TASK REQUIREMENTS → The entries need to be copied exactly.

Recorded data
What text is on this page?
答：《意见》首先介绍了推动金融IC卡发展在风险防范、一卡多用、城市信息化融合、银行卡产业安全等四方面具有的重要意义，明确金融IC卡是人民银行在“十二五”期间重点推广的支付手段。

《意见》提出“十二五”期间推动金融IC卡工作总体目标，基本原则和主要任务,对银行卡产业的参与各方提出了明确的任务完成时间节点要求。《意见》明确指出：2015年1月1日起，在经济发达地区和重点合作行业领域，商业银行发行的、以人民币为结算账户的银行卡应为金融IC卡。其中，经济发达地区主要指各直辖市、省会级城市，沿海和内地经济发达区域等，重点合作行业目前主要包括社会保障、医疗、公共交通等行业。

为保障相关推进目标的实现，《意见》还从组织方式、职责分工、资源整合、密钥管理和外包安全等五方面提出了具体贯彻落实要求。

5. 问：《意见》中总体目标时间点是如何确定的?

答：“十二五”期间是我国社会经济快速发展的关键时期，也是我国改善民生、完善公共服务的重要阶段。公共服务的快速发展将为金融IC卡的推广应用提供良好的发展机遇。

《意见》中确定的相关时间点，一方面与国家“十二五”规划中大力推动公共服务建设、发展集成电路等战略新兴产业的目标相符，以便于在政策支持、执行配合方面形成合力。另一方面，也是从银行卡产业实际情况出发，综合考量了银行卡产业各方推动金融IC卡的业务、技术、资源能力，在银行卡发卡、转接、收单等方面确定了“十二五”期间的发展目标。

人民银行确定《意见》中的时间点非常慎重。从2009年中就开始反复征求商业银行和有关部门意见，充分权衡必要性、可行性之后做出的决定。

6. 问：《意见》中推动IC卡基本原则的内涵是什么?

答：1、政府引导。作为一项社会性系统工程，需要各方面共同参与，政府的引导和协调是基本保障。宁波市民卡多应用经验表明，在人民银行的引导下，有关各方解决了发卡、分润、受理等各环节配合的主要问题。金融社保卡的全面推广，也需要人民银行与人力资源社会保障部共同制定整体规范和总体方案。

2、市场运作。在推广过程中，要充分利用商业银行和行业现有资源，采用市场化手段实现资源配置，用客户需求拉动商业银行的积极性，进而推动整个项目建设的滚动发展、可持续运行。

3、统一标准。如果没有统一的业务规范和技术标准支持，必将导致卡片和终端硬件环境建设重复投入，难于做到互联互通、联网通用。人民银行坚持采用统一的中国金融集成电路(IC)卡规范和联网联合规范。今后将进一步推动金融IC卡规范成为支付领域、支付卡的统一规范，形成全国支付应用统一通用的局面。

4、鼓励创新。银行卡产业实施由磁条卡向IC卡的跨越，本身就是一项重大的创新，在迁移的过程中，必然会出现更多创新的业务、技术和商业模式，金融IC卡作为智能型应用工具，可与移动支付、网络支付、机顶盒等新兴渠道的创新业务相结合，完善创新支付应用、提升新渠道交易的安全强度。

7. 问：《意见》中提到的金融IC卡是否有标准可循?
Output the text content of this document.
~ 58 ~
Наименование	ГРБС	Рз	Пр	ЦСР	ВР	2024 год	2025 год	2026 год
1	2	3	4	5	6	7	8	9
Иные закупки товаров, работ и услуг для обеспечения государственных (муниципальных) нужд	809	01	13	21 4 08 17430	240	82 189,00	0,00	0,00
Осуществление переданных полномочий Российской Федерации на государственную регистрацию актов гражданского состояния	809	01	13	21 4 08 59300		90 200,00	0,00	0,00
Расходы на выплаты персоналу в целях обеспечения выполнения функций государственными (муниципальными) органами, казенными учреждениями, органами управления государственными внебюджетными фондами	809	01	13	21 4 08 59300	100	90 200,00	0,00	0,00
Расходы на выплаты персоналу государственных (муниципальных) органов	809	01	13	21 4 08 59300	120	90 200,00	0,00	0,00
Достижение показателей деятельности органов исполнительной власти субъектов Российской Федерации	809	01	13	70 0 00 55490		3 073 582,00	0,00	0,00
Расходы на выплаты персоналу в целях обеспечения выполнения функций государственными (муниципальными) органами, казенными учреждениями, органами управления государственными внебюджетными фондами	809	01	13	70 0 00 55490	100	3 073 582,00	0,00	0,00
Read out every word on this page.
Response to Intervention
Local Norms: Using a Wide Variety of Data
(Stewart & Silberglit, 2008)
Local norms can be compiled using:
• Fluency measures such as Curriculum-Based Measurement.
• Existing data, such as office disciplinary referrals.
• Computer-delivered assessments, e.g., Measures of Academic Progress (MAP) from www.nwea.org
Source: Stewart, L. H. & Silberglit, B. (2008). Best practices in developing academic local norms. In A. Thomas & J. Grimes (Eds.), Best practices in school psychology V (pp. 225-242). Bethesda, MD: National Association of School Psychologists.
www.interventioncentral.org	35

THE COMPLETED TASK →
What text is on this page?
答：《意见》首先介绍了推动金融IC卡发展在风险防范、一卡多用、城市信息化融合、银行卡产业安全等四方面具有的重要意义，明确金融IC卡是人民银行在“十二五”期间重点推广的支付手段。

《意见》提出“十二五”期间推动金融IC卡工作总体目标，基本原则和主要任务,对银行卡产业的参与各方提出了明确的任务完成时间节点要求。《意见》明确指出：2015年1月1日起，在经济发达地区和重点合作行业领域，商业银行发行的、以人民币为结算账户的银行卡应为金融IC卡。其中，经济发达地区主要指各直辖市、省会级城市，沿海和内地经济发达区域等，重点合作行业目前主要包括社会保障、医疗、公共交通等行业。

为保障相关推进目标的实现，《意见》还从组织方式、职责分工、资源整合、密钥管理和外包安全等五方面提出了具体贯彻落实要求。

5. 问：《意见》中总体目标时间点是如何确定的?

答：“十二五”期间是我国社会经济快速发展的关键时期，也是我国改善民生、完善公共服务的重要阶段。公共服务的快速发展将为金融IC卡的推广应用提供良好的发展机遇。

《意见》中确定的相关时间点，一方面与国家“十二五”规划中大力推动公共服务建设、发展集成电路等战略新兴产业的目标相符，以便于在政策支持、执行配合方面形成合力。另一方面，也是从银行卡产业实际情况出发，综合考量了银行卡产业各方推动金融IC卡的业务、技术、资源能力，在银行卡发卡、转接、收单等方面确定了“十二五”期间的发展目标。

人民银行确定《意见》中的时间点非常慎重。从2009年中就开始反复征求商业银行和有关部门意见，充分权衡必要性、可行性之后做出的决定。

6. 问：《意见》中推动IC卡基本原则的内涵是什么?

答：1、政府引导。作为一项社会性系统工程，需要各方面共同参与，政府的引导和协调是基本保障。宁波市民卡多应用经验表明，在人民银行的引导下，有关各方解决了发卡、分润、受理等各环节配合的主要问题。金融社保卡的全面推广，也需要人民银行与人力资源社会保障部共同制定整体规范和总体方案。

2、市场运作。在推广过程中，要充分利用商业银行和行业现有资源，采用市场化手段实现资源配置，用客户需求拉动商业银行的积极性，进而推动整个项目建设的滚动发展、可持续运行。

3、统一标准。如果没有统一的业务规范和技术标准支持，必将导致卡片和终端硬件环境建设重复投入，难于做到互联互通、联网通用。人民银行坚持采用统一的中国金融集成电路(IC)卡规范和联网联合规范。今后将进一步推动金融IC卡规范成为支付领域、支付卡的统一规范，形成全国支付应用统一通用的局面。

4、鼓励创新。银行卡产业实施由磁条卡向IC卡的跨越，本身就是一项重大的创新，在迁移的过程中，必然会出现更多创新的业务、技术和商业模式，金融IC卡作为智能型应用工具，可与移动支付、网络支付、机顶盒等新兴渠道的创新业务相结合，完善创新支付应用、提升新渠道交易的安全强度。

7. 问：《意见》中提到的金融IC卡是否有标准可循?
Output the text content of this document.
~ 58 ~
Наименование	ГРБС	Рз	Пр	ЦСР	ВР	2024 год	2025 год	2026 год
1	2	3	4	5	6	7	8	9
Иные закупки товаров, работ и услуг для обеспечения государственных (муниципальных) нужд	809	01	13	21 4 08 17430	240	82 189,00	0,00	0,00
Осуществление переданных полномочий Российской Федерации на государственную регистрацию актов гражданского состояния	809	01	13	21 4 08 59300		90 200,00	0,00	0,00
Расходы на выплаты персоналу в целях обеспечения выполнения функций государственными (муниципальными) органами, казенными учреждениями, органами управления государственными внебюджетными фондами	809	01	13	21 4 08 59300	100	90 200,00	0,00	0,00
Расходы на выплаты персоналу государственных (муниципальных) органов	809	01	13	21 4 08 59300	120	90 200,00	0,00	0,00
Достижение показателей деятельности органов исполнительной власти субъектов Российской Федерации	809	01	13	70 0 00 55490		3 073 582,00	0,00	0,00
Расходы на выплаты персоналу в целях обеспечения выполнения функций государственными (муниципальными) органами, казенными учреждениями, органами управления государственными внебюджетными фондами	809	01	13	70 0 00 55490	100	3 073 582,00	0,00	0,00
Read out every word on this page.
Response to Intervention
Local Norms: Using a Wide Variety of Data
(Stewart & Silberglit, 2008)
Local norms can be compiled using:
• Fluency measures such as Curriculum-Based Measurement.
• Existing data, such as office disciplinary referrals.
• Computer-delivered assessments, e.g., Measures of Academic Progress (MAP) from www.nwea.org
Source: Stewart, L. H. & Silberglit, B. (2008). Best practices in developing academic local norms. In A. Thomas & J. Grimes (Eds.), Best practices in school psychology V (pp. 225-242). Bethesda, MD: National Association of School Psychologists.
www.interventioncentral.org	35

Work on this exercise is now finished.